→ ENTRIES SHOWN:
◆ ◆ ◆ ◆ ◆

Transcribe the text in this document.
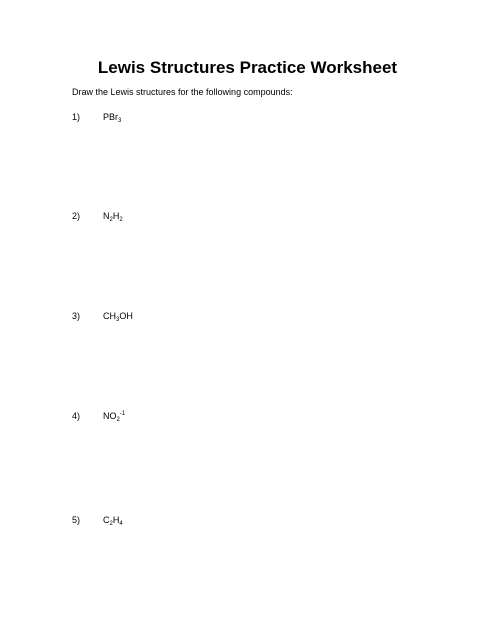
Lewis Structures Practice Worksheet
Draw the Lewis structures for the following compounds:
1)	PBr$_3$
2)	$N_2H_2$
3)	$CH_3OH$
4)	$NO_2^{-1}$
5)	$C_2H_4$
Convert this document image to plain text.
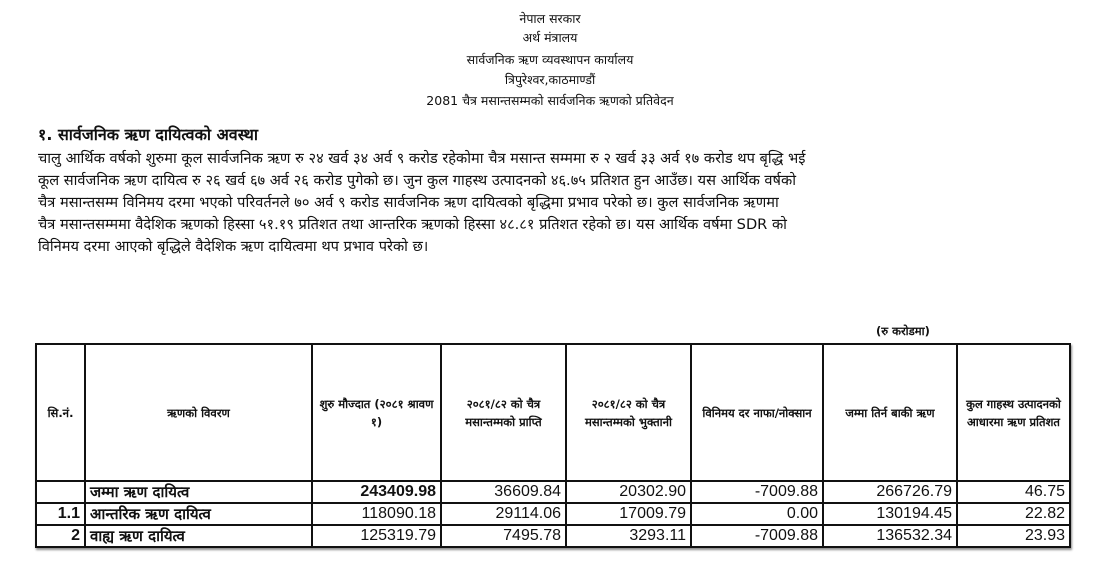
नेपाल सरकार
अर्थ मंत्रालय
सार्वजनिक ऋण व्यवस्थापन कार्यालय
त्रिपुरेश्वर,काठमाण्डौं
2081 चैत्र मसान्तसम्मको सार्वजनिक ऋणको प्रतिवेदन
१. सार्वजनिक ऋण दायित्वको अवस्था
चालु आर्थिक वर्षको शुरुमा कूल सार्वजनिक ऋण रु २४ खर्व ३४ अर्व ९ करोड रहेकोमा चैत्र मसान्त सम्ममा रु २ खर्व ३३ अर्व १७ करोड थप बृद्धि भई
कूल सार्वजनिक ऋण दायित्व रु २६ खर्व ६७ अर्व २६ करोड पुगेको छ। जुन कुल गाहस्थ उत्पादनको ४६.७५ प्रतिशत हुन आउँछ। यस आर्थिक वर्षको
चैत्र मसान्तसम्म विनिमय दरमा भएको परिवर्तनले ७० अर्व ९ करोड सार्वजनिक ऋण दायित्वको बृद्धिमा प्रभाव परेको छ। कुल सार्वजनिक ऋणमा
चैत्र मसान्तसम्ममा वैदेशिक ऋणको हिस्सा ५१.१९ प्रतिशत तथा आन्तरिक ऋणको हिस्सा ४८.८१ प्रतिशत रहेको छ। यस आर्थिक वर्षमा SDR को
विनिमय दरमा आएको बृद्धिले वैदेशिक ऋण दायित्वमा थप प्रभाव परेको छ।
(रु करोडमा)
सि.नं.	ऋणको विवरण	शुरु मौज्दात (२०८१ श्रावण १)	२०८१/८२ को चैत्र मसान्तम्मको प्राप्ति	२०८१/८२ को चैत्र मसान्तम्मको भुक्तानी	विनिमय दर नाफा/नोक्सान	जम्मा तिर्न बाकी ऋण	कुल गाहस्थ उत्पादनको आधारमा ऋण प्रतिशत
	जम्मा ऋण दायित्व	243409.98	36609.84	20302.90	-7009.88	266726.79	46.75
1.1	आन्तरिक ऋण दायित्व	118090.18	29114.06	17009.79	0.00	130194.45	22.82
2	वाह्य ऋण दायित्व	125319.79	7495.78	3293.11	-7009.88	136532.34	23.93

◆ ◆ ◆ ◆ ◆

→ TASK: In your copy, repeat each record exactly and include no pictures.

→ FULL ANSWER:
Transcribe the text in this document.
Lewis Structures Practice Worksheet
Draw the Lewis structures for the following compounds:
1)	PBr$_3$
2)	$N_2H_2$
3)	$CH_3OH$
4)	$NO_2^{-1}$
5)	$C_2H_4$
Convert this document image to plain text.
नेपाल सरकार
अर्थ मंत्रालय
सार्वजनिक ऋण व्यवस्थापन कार्यालय
त्रिपुरेश्वर,काठमाण्डौं
2081 चैत्र मसान्तसम्मको सार्वजनिक ऋणको प्रतिवेदन
१. सार्वजनिक ऋण दायित्वको अवस्था
चालु आर्थिक वर्षको शुरुमा कूल सार्वजनिक ऋण रु २४ खर्व ३४ अर्व ९ करोड रहेकोमा चैत्र मसान्त सम्ममा रु २ खर्व ३३ अर्व १७ करोड थप बृद्धि भई
कूल सार्वजनिक ऋण दायित्व रु २६ खर्व ६७ अर्व २६ करोड पुगेको छ। जुन कुल गाहस्थ उत्पादनको ४६.७५ प्रतिशत हुन आउँछ। यस आर्थिक वर्षको
चैत्र मसान्तसम्म विनिमय दरमा भएको परिवर्तनले ७० अर्व ९ करोड सार्वजनिक ऋण दायित्वको बृद्धिमा प्रभाव परेको छ। कुल सार्वजनिक ऋणमा
चैत्र मसान्तसम्ममा वैदेशिक ऋणको हिस्सा ५१.१९ प्रतिशत तथा आन्तरिक ऋणको हिस्सा ४८.८१ प्रतिशत रहेको छ। यस आर्थिक वर्षमा SDR को
विनिमय दरमा आएको बृद्धिले वैदेशिक ऋण दायित्वमा थप प्रभाव परेको छ।
(रु करोडमा)
सि.नं.	ऋणको विवरण	शुरु मौज्दात (२०८१ श्रावण १)	२०८१/८२ को चैत्र मसान्तम्मको प्राप्ति	२०८१/८२ को चैत्र मसान्तम्मको भुक्तानी	विनिमय दर नाफा/नोक्सान	जम्मा तिर्न बाकी ऋण	कुल गाहस्थ उत्पादनको आधारमा ऋण प्रतिशत
	जम्मा ऋण दायित्व	243409.98	36609.84	20302.90	-7009.88	266726.79	46.75
1.1	आन्तरिक ऋण दायित्व	118090.18	29114.06	17009.79	0.00	130194.45	22.82
2	वाह्य ऋण दायित्व	125319.79	7495.78	3293.11	-7009.88	136532.34	23.93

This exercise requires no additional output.